Reproduce every entry exactly as shown.

-- Start --

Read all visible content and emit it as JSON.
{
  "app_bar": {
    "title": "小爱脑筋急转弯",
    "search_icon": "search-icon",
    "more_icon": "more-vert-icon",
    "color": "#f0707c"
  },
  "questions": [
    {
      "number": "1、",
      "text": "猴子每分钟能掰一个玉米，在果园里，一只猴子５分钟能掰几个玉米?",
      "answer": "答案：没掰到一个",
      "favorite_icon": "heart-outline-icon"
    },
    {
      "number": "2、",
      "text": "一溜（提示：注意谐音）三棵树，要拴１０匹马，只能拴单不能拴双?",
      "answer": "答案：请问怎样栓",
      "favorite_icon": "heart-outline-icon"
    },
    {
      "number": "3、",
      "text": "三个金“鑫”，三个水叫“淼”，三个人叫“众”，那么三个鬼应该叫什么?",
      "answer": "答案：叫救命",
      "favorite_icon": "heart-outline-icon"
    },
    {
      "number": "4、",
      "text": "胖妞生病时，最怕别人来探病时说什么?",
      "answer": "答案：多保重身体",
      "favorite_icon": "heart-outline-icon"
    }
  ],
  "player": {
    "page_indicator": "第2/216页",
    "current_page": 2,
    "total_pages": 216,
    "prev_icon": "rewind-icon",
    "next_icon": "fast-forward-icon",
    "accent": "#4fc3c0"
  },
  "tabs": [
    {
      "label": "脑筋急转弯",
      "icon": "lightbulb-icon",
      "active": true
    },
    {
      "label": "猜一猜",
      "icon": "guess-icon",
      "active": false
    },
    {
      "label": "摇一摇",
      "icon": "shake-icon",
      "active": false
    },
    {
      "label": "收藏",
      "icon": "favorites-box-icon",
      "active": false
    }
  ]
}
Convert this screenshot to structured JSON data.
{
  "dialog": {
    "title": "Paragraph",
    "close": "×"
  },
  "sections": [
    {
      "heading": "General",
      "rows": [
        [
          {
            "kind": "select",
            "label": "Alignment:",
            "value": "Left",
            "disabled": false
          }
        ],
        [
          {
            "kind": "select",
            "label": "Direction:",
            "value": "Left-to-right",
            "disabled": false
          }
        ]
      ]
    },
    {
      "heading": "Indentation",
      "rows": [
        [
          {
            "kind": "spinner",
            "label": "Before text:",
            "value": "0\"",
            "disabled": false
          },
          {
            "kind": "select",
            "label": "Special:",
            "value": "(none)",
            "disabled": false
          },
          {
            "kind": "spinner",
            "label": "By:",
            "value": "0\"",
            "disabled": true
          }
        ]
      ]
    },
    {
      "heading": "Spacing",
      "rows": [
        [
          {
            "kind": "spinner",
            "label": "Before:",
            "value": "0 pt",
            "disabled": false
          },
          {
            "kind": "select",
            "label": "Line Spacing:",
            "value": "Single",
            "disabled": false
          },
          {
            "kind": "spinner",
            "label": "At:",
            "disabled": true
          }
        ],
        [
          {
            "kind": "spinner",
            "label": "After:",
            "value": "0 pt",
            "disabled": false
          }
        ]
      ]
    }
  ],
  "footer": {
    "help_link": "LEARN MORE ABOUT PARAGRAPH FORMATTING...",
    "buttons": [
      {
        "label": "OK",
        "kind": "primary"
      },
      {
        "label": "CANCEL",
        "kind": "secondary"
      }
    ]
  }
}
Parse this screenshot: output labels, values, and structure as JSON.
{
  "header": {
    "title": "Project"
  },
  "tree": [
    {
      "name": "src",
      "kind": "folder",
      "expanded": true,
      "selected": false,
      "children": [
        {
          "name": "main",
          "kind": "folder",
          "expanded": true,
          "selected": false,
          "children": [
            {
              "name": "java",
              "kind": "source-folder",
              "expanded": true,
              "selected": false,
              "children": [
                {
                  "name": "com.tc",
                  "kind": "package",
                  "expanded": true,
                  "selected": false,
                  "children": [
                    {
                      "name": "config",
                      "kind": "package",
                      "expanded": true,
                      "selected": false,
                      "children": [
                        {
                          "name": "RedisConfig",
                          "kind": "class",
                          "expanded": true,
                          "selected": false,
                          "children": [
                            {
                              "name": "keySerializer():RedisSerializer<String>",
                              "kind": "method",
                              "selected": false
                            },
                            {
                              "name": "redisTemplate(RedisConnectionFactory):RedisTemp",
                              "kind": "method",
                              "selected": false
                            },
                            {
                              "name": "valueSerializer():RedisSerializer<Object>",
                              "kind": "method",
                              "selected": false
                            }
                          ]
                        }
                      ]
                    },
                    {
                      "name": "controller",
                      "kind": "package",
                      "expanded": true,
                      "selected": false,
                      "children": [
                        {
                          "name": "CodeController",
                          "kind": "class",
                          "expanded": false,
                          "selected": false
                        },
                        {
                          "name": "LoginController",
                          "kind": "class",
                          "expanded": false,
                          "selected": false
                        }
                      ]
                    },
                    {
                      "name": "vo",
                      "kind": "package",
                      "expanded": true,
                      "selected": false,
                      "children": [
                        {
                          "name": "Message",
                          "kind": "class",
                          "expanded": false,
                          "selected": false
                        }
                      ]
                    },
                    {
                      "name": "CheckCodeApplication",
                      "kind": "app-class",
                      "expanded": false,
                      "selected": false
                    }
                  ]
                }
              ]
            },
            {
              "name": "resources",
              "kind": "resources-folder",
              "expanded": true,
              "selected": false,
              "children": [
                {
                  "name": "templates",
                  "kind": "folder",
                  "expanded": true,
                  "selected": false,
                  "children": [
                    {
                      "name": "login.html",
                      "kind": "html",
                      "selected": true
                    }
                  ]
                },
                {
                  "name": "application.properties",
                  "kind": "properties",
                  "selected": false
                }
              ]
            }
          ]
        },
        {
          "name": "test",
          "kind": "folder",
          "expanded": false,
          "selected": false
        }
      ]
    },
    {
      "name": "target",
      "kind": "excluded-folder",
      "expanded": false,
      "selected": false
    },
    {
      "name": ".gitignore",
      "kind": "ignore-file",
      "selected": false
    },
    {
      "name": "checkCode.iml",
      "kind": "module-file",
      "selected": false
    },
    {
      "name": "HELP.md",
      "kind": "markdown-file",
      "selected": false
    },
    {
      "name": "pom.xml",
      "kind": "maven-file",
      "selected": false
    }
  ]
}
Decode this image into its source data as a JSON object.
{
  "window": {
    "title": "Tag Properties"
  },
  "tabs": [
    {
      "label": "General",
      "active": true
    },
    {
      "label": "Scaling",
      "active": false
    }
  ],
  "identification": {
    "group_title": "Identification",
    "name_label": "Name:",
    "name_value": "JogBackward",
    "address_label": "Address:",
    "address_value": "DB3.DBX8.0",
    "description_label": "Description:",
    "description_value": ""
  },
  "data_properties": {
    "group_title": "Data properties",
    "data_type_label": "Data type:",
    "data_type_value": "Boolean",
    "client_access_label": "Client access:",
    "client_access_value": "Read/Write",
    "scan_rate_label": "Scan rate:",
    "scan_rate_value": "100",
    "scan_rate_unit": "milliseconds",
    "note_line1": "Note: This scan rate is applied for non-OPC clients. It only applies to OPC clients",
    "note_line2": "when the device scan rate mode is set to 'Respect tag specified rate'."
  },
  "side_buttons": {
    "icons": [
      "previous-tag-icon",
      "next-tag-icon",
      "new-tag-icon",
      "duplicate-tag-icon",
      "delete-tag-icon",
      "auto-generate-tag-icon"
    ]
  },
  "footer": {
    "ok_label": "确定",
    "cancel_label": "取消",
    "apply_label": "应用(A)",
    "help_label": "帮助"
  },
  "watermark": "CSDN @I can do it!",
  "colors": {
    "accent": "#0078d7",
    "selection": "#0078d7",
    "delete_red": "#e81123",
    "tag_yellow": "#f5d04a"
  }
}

-- End --

## [Completed task]
Read all visible content and emit it as JSON.
{
  "app_bar": {
    "title": "小爱脑筋急转弯",
    "search_icon": "search-icon",
    "more_icon": "more-vert-icon",
    "color": "#f0707c"
  },
  "questions": [
    {
      "number": "1、",
      "text": "猴子每分钟能掰一个玉米，在果园里，一只猴子５分钟能掰几个玉米?",
      "answer": "答案：没掰到一个",
      "favorite_icon": "heart-outline-icon"
    },
    {
      "number": "2、",
      "text": "一溜（提示：注意谐音）三棵树，要拴１０匹马，只能拴单不能拴双?",
      "answer": "答案：请问怎样栓",
      "favorite_icon": "heart-outline-icon"
    },
    {
      "number": "3、",
      "text": "三个金“鑫”，三个水叫“淼”，三个人叫“众”，那么三个鬼应该叫什么?",
      "answer": "答案：叫救命",
      "favorite_icon": "heart-outline-icon"
    },
    {
      "number": "4、",
      "text": "胖妞生病时，最怕别人来探病时说什么?",
      "answer": "答案：多保重身体",
      "favorite_icon": "heart-outline-icon"
    }
  ],
  "player": {
    "page_indicator": "第2/216页",
    "current_page": 2,
    "total_pages": 216,
    "prev_icon": "rewind-icon",
    "next_icon": "fast-forward-icon",
    "accent": "#4fc3c0"
  },
  "tabs": [
    {
      "label": "脑筋急转弯",
      "icon": "lightbulb-icon",
      "active": true
    },
    {
      "label": "猜一猜",
      "icon": "guess-icon",
      "active": false
    },
    {
      "label": "摇一摇",
      "icon": "shake-icon",
      "active": false
    },
    {
      "label": "收藏",
      "icon": "favorites-box-icon",
      "active": false
    }
  ]
}
Convert this screenshot to structured JSON data.
{
  "dialog": {
    "title": "Paragraph",
    "close": "×"
  },
  "sections": [
    {
      "heading": "General",
      "rows": [
        [
          {
            "kind": "select",
            "label": "Alignment:",
            "value": "Left",
            "disabled": false
          }
        ],
        [
          {
            "kind": "select",
            "label": "Direction:",
            "value": "Left-to-right",
            "disabled": false
          }
        ]
      ]
    },
    {
      "heading": "Indentation",
      "rows": [
        [
          {
            "kind": "spinner",
            "label": "Before text:",
            "value": "0\"",
            "disabled": false
          },
          {
            "kind": "select",
            "label": "Special:",
            "value": "(none)",
            "disabled": false
          },
          {
            "kind": "spinner",
            "label": "By:",
            "value": "0\"",
            "disabled": true
          }
        ]
      ]
    },
    {
      "heading": "Spacing",
      "rows": [
        [
          {
            "kind": "spinner",
            "label": "Before:",
            "value": "0 pt",
            "disabled": false
          },
          {
            "kind": "select",
            "label": "Line Spacing:",
            "value": "Single",
            "disabled": false
          },
          {
            "kind": "spinner",
            "label": "At:",
            "disabled": true
          }
        ],
        [
          {
            "kind": "spinner",
            "label": "After:",
            "value": "0 pt",
            "disabled": false
          }
        ]
      ]
    }
  ],
  "footer": {
    "help_link": "LEARN MORE ABOUT PARAGRAPH FORMATTING...",
    "buttons": [
      {
        "label": "OK",
        "kind": "primary"
      },
      {
        "label": "CANCEL",
        "kind": "secondary"
      }
    ]
  }
}
Parse this screenshot: output labels, values, and structure as JSON.
{
  "header": {
    "title": "Project"
  },
  "tree": [
    {
      "name": "src",
      "kind": "folder",
      "expanded": true,
      "selected": false,
      "children": [
        {
          "name": "main",
          "kind": "folder",
          "expanded": true,
          "selected": false,
          "children": [
            {
              "name": "java",
              "kind": "source-folder",
              "expanded": true,
              "selected": false,
              "children": [
                {
                  "name": "com.tc",
                  "kind": "package",
                  "expanded": true,
                  "selected": false,
                  "children": [
                    {
                      "name": "config",
                      "kind": "package",
                      "expanded": true,
                      "selected": false,
                      "children": [
                        {
                          "name": "RedisConfig",
                          "kind": "class",
                          "expanded": true,
                          "selected": false,
                          "children": [
                            {
                              "name": "keySerializer():RedisSerializer<String>",
                              "kind": "method",
                              "selected": false
                            },
                            {
                              "name": "redisTemplate(RedisConnectionFactory):RedisTemp",
                              "kind": "method",
                              "selected": false
                            },
                            {
                              "name": "valueSerializer():RedisSerializer<Object>",
                              "kind": "method",
                              "selected": false
                            }
                          ]
                        }
                      ]
                    },
                    {
                      "name": "controller",
                      "kind": "package",
                      "expanded": true,
                      "selected": false,
                      "children": [
                        {
                          "name": "CodeController",
                          "kind": "class",
                          "expanded": false,
                          "selected": false
                        },
                        {
                          "name": "LoginController",
                          "kind": "class",
                          "expanded": false,
                          "selected": false
                        }
                      ]
                    },
                    {
                      "name": "vo",
                      "kind": "package",
                      "expanded": true,
                      "selected": false,
                      "children": [
                        {
                          "name": "Message",
                          "kind": "class",
                          "expanded": false,
                          "selected": false
                        }
                      ]
                    },
                    {
                      "name": "CheckCodeApplication",
                      "kind": "app-class",
                      "expanded": false,
                      "selected": false
                    }
                  ]
                }
              ]
            },
            {
              "name": "resources",
              "kind": "resources-folder",
              "expanded": true,
              "selected": false,
              "children": [
                {
                  "name": "templates",
                  "kind": "folder",
                  "expanded": true,
                  "selected": false,
                  "children": [
                    {
                      "name": "login.html",
                      "kind": "html",
                      "selected": true
                    }
                  ]
                },
                {
                  "name": "application.properties",
                  "kind": "properties",
                  "selected": false
                }
              ]
            }
          ]
        },
        {
          "name": "test",
          "kind": "folder",
          "expanded": false,
          "selected": false
        }
      ]
    },
    {
      "name": "target",
      "kind": "excluded-folder",
      "expanded": false,
      "selected": false
    },
    {
      "name": ".gitignore",
      "kind": "ignore-file",
      "selected": false
    },
    {
      "name": "checkCode.iml",
      "kind": "module-file",
      "selected": false
    },
    {
      "name": "HELP.md",
      "kind": "markdown-file",
      "selected": false
    },
    {
      "name": "pom.xml",
      "kind": "maven-file",
      "selected": false
    }
  ]
}
Decode this image into its source data as a JSON object.
{
  "window": {
    "title": "Tag Properties"
  },
  "tabs": [
    {
      "label": "General",
      "active": true
    },
    {
      "label": "Scaling",
      "active": false
    }
  ],
  "identification": {
    "group_title": "Identification",
    "name_label": "Name:",
    "name_value": "JogBackward",
    "address_label": "Address:",
    "address_value": "DB3.DBX8.0",
    "description_label": "Description:",
    "description_value": ""
  },
  "data_properties": {
    "group_title": "Data properties",
    "data_type_label": "Data type:",
    "data_type_value": "Boolean",
    "client_access_label": "Client access:",
    "client_access_value": "Read/Write",
    "scan_rate_label": "Scan rate:",
    "scan_rate_value": "100",
    "scan_rate_unit": "milliseconds",
    "note_line1": "Note: This scan rate is applied for non-OPC clients. It only applies to OPC clients",
    "note_line2": "when the device scan rate mode is set to 'Respect tag specified rate'."
  },
  "side_buttons": {
    "icons": [
      "previous-tag-icon",
      "next-tag-icon",
      "new-tag-icon",
      "duplicate-tag-icon",
      "delete-tag-icon",
      "auto-generate-tag-icon"
    ]
  },
  "footer": {
    "ok_label": "确定",
    "cancel_label": "取消",
    "apply_label": "应用(A)",
    "help_label": "帮助"
  },
  "watermark": "CSDN @I can do it!",
  "colors": {
    "accent": "#0078d7",
    "selection": "#0078d7",
    "delete_red": "#e81123",
    "tag_yellow": "#f5d04a"
  }
}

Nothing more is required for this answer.